#### [Records supplied]
--- BEGIN ---
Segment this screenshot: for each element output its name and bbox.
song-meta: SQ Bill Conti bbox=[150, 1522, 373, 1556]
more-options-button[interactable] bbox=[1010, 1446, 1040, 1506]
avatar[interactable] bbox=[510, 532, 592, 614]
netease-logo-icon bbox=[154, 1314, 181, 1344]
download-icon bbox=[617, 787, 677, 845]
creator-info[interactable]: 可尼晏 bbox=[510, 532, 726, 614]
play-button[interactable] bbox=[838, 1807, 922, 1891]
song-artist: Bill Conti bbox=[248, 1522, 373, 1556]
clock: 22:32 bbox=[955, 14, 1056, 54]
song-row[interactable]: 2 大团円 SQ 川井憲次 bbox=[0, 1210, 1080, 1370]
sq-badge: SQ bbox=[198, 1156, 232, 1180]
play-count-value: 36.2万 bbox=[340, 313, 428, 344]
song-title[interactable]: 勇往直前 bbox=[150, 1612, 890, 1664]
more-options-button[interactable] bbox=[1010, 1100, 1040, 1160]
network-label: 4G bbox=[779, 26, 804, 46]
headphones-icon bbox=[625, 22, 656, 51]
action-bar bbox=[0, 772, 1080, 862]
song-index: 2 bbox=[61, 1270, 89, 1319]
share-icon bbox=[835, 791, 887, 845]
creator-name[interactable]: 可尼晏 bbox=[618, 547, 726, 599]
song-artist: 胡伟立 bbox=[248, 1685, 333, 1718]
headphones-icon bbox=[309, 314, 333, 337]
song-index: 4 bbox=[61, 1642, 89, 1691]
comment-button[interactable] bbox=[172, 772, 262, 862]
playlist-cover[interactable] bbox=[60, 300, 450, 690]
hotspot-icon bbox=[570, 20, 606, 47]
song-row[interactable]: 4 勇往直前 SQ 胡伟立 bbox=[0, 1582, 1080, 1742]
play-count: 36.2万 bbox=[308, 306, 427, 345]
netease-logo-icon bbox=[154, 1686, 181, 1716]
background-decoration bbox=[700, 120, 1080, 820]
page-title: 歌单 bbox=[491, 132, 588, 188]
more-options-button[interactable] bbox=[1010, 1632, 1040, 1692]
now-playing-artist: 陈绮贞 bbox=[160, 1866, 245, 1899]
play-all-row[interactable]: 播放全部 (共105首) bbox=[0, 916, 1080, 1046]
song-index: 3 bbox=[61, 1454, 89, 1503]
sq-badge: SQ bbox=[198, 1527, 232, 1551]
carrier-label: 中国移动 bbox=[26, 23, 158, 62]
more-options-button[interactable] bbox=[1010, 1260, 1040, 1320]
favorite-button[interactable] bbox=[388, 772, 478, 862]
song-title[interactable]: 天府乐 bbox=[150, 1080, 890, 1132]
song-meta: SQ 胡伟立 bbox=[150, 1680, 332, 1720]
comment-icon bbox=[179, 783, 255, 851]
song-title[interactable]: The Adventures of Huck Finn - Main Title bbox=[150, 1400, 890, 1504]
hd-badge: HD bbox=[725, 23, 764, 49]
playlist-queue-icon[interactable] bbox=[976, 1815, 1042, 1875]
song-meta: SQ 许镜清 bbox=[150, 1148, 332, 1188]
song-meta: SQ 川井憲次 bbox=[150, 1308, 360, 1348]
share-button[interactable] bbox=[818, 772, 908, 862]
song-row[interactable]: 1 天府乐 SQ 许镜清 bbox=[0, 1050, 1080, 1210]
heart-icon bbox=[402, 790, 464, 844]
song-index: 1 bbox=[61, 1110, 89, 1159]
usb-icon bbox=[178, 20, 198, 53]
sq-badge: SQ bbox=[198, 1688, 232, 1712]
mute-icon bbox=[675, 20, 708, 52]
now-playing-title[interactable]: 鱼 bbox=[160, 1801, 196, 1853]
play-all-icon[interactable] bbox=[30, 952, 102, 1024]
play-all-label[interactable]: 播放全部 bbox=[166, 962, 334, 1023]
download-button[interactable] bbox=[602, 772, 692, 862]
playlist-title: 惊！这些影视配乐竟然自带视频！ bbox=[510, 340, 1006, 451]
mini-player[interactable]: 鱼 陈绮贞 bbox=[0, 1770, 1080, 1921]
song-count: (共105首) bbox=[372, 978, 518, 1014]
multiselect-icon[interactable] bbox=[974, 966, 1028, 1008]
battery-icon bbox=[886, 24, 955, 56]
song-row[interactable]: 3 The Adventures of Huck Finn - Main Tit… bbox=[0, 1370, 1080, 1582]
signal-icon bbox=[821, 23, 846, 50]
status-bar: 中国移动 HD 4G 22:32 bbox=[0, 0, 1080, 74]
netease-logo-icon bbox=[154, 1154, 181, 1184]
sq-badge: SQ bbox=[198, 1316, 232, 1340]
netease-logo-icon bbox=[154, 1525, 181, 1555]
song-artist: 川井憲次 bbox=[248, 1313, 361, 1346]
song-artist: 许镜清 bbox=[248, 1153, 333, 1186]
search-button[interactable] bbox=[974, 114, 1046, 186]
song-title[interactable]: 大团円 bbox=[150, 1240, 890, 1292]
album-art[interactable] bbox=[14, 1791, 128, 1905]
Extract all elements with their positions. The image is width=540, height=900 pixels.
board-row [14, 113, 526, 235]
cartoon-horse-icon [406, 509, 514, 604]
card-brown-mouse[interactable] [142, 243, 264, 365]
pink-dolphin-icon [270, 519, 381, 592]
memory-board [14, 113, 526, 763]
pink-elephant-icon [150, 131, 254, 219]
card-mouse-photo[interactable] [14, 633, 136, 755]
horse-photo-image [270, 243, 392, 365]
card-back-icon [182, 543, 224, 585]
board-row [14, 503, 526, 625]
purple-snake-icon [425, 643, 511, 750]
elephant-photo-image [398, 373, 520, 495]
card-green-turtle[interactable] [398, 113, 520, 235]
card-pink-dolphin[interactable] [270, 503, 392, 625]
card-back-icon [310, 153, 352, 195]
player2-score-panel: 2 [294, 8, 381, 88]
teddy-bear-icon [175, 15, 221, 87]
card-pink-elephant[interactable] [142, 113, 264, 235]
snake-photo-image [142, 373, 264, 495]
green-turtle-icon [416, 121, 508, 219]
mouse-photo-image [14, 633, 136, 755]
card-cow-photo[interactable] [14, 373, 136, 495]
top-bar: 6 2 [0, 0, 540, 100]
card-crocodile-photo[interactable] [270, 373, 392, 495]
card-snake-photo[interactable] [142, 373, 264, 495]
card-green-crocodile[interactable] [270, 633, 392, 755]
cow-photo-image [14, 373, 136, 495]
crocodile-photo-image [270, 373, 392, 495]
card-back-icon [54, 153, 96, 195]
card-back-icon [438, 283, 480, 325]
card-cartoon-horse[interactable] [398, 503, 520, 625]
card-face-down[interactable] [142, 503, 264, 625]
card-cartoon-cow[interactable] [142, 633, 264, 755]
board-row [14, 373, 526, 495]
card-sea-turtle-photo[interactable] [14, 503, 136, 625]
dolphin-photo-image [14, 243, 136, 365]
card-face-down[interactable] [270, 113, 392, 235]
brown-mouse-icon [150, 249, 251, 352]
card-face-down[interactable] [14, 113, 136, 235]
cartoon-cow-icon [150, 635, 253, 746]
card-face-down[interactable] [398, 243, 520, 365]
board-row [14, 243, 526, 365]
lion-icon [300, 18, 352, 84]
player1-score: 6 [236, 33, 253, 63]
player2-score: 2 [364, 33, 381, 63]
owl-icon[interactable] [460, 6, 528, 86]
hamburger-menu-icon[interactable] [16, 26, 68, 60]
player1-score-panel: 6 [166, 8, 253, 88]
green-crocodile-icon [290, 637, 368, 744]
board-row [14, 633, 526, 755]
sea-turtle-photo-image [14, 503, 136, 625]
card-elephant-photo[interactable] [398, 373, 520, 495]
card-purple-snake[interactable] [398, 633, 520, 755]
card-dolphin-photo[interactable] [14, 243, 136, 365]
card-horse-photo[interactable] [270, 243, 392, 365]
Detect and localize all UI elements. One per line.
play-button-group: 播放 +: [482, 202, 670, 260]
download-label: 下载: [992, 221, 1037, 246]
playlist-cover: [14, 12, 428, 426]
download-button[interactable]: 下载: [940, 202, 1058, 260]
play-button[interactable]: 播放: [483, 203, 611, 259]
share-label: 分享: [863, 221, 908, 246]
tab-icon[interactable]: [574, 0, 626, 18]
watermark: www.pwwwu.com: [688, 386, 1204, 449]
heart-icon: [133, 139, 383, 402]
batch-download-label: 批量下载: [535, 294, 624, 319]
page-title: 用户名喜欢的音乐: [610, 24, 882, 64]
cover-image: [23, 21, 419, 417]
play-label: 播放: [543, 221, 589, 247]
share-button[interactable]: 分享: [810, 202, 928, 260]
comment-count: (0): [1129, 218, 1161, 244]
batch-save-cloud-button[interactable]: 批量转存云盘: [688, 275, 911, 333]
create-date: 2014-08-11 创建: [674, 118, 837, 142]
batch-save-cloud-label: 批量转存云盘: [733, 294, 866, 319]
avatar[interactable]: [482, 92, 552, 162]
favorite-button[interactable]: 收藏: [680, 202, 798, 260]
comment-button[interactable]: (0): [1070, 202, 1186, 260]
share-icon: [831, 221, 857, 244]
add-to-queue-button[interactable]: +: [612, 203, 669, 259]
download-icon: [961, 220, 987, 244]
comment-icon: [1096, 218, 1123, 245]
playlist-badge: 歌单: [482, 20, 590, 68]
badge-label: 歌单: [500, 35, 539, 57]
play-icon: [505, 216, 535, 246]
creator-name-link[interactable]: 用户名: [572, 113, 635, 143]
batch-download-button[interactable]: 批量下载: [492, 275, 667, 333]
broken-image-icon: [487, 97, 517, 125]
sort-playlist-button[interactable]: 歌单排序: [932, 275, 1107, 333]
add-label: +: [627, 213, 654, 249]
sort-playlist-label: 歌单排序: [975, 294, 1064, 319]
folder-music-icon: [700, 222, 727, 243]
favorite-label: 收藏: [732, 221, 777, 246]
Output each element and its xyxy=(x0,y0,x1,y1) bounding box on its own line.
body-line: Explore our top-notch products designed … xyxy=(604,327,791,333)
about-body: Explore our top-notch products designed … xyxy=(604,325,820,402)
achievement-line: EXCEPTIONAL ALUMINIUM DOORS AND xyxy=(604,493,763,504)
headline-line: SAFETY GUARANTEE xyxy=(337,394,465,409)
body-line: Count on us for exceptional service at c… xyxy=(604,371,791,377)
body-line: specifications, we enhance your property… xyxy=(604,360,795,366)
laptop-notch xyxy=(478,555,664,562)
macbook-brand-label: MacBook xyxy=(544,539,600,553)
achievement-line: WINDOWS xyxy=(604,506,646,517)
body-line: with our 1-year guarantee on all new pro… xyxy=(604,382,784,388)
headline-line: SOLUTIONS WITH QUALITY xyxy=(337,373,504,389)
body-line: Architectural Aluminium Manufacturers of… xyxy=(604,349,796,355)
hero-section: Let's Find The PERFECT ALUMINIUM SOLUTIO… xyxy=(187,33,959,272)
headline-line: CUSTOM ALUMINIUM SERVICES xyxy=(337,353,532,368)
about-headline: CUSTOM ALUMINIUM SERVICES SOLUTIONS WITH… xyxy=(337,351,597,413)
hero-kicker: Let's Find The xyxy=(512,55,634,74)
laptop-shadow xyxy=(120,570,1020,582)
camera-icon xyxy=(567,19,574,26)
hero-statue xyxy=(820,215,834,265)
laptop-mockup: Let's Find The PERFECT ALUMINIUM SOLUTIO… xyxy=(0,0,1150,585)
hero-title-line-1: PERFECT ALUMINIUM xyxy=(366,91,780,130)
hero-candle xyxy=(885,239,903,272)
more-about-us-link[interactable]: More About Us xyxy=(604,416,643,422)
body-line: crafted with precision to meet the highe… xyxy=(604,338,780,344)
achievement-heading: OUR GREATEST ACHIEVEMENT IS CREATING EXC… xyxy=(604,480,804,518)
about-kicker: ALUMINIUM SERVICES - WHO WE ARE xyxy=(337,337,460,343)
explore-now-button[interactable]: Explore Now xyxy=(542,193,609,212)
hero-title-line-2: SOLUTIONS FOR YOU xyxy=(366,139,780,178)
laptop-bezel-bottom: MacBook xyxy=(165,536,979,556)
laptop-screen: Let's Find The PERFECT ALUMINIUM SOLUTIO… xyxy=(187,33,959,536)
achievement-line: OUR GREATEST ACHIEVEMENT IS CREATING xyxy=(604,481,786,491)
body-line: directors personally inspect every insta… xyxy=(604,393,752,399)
--- END ---
Reproduce the entries from the start through the line containing "song-row[interactable]: 2 大团円", changing "netease-logo-icon" to "app-logo-icon" and leaving everything else untouched.

#### [Result of the task]
Segment this screenshot: for each element output its name and bbox.
song-meta: SQ Bill Conti bbox=[150, 1522, 373, 1556]
more-options-button[interactable] bbox=[1010, 1446, 1040, 1506]
avatar[interactable] bbox=[510, 532, 592, 614]
app-logo-icon bbox=[154, 1314, 181, 1344]
download-icon bbox=[617, 787, 677, 845]
creator-info[interactable]: 可尼晏 bbox=[510, 532, 726, 614]
play-button[interactable] bbox=[838, 1807, 922, 1891]
song-artist: Bill Conti bbox=[248, 1522, 373, 1556]
clock: 22:32 bbox=[955, 14, 1056, 54]
song-row[interactable]: 2 大团円 SQ 川井憲次 bbox=[0, 1210, 1080, 1370]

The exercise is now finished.